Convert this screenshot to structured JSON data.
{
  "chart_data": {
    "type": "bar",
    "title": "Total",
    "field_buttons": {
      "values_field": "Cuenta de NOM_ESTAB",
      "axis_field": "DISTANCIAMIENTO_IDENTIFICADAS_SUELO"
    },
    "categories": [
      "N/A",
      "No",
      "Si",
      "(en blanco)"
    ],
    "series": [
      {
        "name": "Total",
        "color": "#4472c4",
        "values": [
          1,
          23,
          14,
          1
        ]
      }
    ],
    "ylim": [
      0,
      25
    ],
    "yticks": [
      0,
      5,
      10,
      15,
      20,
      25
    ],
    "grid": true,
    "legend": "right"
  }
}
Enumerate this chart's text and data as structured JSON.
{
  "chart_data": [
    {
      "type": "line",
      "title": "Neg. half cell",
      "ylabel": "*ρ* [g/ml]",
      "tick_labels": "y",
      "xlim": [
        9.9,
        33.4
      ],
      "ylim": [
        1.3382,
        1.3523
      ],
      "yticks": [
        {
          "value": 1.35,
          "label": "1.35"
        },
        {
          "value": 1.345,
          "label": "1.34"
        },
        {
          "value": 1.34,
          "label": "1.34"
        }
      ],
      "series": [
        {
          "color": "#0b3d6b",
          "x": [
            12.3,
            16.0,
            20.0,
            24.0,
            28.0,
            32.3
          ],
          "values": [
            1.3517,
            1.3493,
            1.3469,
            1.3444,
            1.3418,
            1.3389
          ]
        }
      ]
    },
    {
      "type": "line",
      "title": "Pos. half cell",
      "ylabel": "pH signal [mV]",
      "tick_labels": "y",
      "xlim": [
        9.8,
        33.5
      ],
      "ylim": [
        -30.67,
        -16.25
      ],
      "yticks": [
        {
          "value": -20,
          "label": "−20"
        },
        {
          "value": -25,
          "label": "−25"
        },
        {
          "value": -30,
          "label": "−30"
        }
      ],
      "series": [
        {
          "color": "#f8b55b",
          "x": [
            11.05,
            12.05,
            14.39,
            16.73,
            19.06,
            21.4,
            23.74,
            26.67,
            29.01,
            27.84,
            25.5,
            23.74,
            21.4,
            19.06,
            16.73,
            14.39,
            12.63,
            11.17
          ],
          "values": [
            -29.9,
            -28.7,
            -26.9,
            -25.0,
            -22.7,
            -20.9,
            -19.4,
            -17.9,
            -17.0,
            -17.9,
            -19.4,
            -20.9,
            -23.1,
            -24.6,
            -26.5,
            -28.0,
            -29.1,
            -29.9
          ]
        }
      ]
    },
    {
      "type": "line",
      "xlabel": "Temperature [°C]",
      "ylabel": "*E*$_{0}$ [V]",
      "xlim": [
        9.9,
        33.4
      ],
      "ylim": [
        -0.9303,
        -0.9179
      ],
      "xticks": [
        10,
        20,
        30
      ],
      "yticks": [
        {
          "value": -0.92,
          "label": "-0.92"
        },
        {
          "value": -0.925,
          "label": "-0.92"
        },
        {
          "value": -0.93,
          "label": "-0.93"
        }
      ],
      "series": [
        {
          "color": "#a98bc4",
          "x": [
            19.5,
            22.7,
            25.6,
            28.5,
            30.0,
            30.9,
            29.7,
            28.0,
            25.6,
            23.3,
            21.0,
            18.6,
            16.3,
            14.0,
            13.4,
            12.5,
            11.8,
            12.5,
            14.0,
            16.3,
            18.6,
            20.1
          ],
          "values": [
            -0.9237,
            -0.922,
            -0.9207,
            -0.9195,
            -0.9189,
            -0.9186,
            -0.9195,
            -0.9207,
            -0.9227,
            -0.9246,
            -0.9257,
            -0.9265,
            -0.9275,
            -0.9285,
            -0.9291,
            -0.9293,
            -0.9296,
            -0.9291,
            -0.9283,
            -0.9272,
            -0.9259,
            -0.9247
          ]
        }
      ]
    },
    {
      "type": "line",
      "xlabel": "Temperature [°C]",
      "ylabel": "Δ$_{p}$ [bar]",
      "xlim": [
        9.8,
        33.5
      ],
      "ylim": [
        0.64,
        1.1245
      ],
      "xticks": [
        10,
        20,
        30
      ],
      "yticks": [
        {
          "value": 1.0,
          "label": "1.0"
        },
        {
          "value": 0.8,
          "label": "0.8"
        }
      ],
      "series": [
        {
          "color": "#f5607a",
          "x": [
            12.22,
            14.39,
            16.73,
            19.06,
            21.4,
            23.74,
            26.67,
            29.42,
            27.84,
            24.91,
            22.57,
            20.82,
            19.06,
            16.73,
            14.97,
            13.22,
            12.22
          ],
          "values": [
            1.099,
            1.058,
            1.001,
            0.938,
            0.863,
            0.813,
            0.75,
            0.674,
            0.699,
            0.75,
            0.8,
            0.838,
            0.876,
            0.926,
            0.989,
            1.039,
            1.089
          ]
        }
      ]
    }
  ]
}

---

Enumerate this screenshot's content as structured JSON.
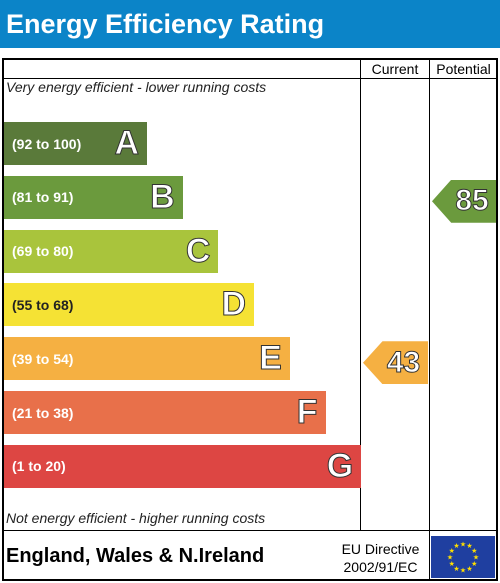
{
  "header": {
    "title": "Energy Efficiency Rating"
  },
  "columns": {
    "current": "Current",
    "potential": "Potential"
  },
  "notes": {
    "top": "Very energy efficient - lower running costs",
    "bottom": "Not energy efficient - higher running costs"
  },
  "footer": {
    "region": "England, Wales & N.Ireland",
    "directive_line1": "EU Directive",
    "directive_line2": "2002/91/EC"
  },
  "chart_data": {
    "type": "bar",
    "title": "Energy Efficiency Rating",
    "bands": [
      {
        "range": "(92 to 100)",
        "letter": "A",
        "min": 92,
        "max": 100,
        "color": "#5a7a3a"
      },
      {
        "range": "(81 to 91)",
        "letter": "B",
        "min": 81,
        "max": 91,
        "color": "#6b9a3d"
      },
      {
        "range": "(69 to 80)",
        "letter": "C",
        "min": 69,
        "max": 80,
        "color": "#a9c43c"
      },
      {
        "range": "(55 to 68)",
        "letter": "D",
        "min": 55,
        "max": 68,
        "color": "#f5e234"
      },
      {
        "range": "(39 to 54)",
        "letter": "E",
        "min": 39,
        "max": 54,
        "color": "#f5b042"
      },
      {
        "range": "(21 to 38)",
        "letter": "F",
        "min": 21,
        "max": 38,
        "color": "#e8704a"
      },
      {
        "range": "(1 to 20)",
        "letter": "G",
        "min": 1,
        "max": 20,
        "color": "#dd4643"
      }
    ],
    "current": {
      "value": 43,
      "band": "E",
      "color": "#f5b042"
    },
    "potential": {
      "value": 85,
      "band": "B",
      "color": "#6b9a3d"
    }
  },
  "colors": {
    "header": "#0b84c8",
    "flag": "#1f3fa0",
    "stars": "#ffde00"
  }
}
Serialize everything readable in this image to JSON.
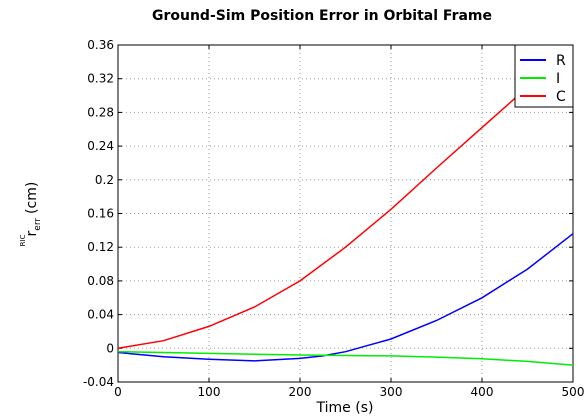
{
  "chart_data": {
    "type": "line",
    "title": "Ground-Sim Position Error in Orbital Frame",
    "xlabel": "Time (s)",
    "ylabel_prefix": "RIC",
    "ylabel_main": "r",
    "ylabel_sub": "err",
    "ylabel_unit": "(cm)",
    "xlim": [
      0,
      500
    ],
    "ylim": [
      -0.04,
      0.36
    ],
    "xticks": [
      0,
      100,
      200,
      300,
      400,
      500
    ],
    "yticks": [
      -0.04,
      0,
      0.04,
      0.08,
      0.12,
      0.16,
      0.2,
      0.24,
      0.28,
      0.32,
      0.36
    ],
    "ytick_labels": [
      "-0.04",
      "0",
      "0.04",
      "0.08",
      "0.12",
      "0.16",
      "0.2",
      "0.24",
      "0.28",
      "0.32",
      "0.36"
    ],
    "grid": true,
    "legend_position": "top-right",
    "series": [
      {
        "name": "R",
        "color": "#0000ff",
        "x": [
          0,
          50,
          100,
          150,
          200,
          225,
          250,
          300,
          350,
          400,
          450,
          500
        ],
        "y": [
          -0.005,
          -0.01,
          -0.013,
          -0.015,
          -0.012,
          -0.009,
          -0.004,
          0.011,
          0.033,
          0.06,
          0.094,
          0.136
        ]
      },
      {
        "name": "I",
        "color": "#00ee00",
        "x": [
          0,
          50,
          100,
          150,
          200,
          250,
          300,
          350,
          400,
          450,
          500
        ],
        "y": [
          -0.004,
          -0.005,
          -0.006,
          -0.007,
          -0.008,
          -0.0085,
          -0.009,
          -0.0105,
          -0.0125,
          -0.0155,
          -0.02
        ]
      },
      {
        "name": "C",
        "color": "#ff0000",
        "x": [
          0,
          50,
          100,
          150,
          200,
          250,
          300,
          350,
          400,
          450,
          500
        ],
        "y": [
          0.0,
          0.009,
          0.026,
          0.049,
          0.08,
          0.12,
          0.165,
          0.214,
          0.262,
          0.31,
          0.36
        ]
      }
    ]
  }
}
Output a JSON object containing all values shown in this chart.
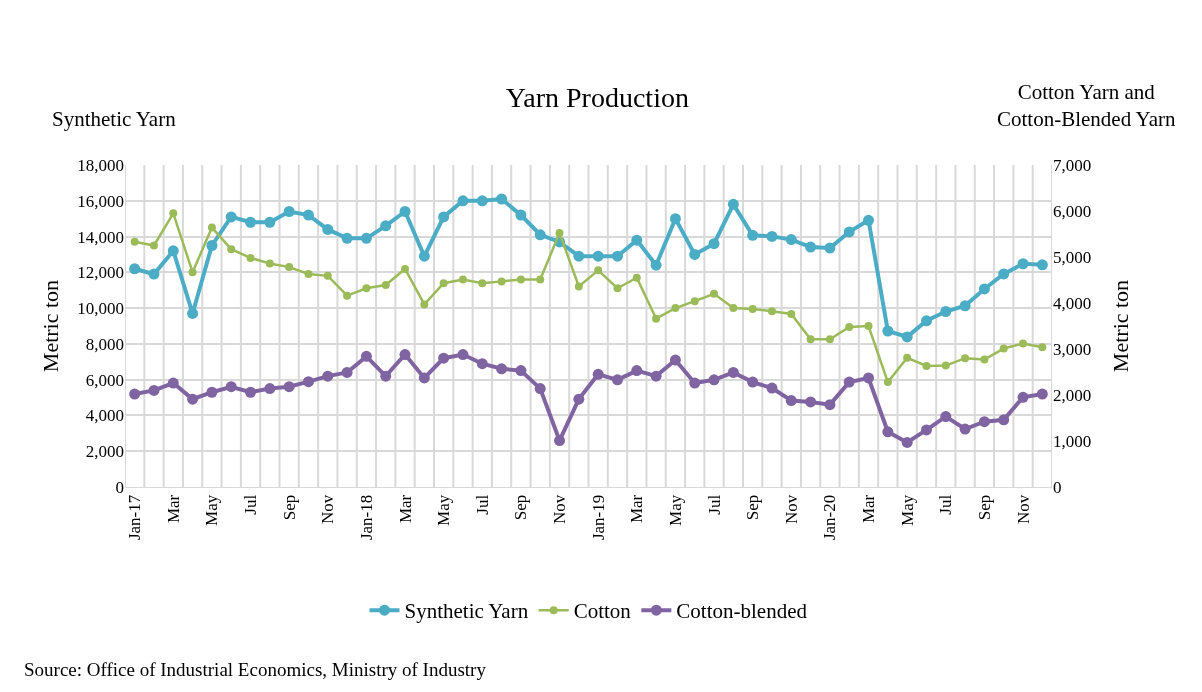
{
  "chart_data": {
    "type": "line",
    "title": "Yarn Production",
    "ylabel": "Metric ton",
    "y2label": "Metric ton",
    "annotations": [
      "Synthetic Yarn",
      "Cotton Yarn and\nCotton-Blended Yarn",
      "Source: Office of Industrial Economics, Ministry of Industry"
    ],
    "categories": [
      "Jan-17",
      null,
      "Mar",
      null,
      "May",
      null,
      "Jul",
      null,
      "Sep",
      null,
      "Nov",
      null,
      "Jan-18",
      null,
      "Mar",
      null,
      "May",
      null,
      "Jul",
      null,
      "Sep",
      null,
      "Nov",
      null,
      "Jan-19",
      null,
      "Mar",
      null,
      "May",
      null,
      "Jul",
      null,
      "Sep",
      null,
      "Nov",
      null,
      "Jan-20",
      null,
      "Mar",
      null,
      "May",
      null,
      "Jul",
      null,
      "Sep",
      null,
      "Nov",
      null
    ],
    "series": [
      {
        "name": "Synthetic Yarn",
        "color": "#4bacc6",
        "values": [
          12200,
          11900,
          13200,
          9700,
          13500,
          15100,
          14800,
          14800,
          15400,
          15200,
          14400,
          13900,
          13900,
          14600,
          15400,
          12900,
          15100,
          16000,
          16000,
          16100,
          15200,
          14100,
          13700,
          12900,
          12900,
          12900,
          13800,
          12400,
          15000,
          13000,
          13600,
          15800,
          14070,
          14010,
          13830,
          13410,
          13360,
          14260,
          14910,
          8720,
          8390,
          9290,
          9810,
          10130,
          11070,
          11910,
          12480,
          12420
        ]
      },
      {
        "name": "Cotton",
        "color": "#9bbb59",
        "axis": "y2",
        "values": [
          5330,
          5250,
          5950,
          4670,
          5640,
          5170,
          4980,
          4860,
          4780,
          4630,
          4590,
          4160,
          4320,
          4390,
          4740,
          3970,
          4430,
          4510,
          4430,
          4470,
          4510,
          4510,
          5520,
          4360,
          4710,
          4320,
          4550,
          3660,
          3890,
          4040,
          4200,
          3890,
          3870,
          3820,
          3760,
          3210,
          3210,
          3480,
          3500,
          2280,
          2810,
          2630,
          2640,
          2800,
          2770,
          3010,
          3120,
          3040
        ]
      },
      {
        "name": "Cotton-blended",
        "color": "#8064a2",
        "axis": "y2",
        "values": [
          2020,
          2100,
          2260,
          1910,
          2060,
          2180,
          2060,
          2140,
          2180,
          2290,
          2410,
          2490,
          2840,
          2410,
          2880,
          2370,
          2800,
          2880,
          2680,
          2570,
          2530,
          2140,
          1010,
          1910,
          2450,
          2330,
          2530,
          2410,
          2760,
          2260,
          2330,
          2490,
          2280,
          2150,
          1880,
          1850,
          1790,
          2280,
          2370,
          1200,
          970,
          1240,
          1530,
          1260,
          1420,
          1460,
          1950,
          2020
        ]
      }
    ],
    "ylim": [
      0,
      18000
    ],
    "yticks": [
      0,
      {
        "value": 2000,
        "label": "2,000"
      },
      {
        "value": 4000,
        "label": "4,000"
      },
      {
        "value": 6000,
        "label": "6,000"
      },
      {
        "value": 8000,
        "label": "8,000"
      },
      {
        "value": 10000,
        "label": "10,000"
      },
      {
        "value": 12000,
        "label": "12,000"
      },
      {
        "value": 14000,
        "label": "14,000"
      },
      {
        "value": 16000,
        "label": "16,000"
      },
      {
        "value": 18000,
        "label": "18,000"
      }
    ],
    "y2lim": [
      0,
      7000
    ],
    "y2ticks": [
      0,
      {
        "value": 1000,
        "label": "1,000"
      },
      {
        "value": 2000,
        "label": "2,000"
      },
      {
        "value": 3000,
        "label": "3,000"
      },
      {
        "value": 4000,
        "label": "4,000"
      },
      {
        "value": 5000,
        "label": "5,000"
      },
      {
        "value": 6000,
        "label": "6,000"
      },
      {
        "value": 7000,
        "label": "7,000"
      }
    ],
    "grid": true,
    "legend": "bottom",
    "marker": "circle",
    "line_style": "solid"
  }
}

STATED GOAL → For each line of the entries that includes "Enumerate", show that line.

CORRECT RESPONSE →
Enumerate this chart's text and data as structured JSON.
Enumerate this screenshot's content as structured JSON.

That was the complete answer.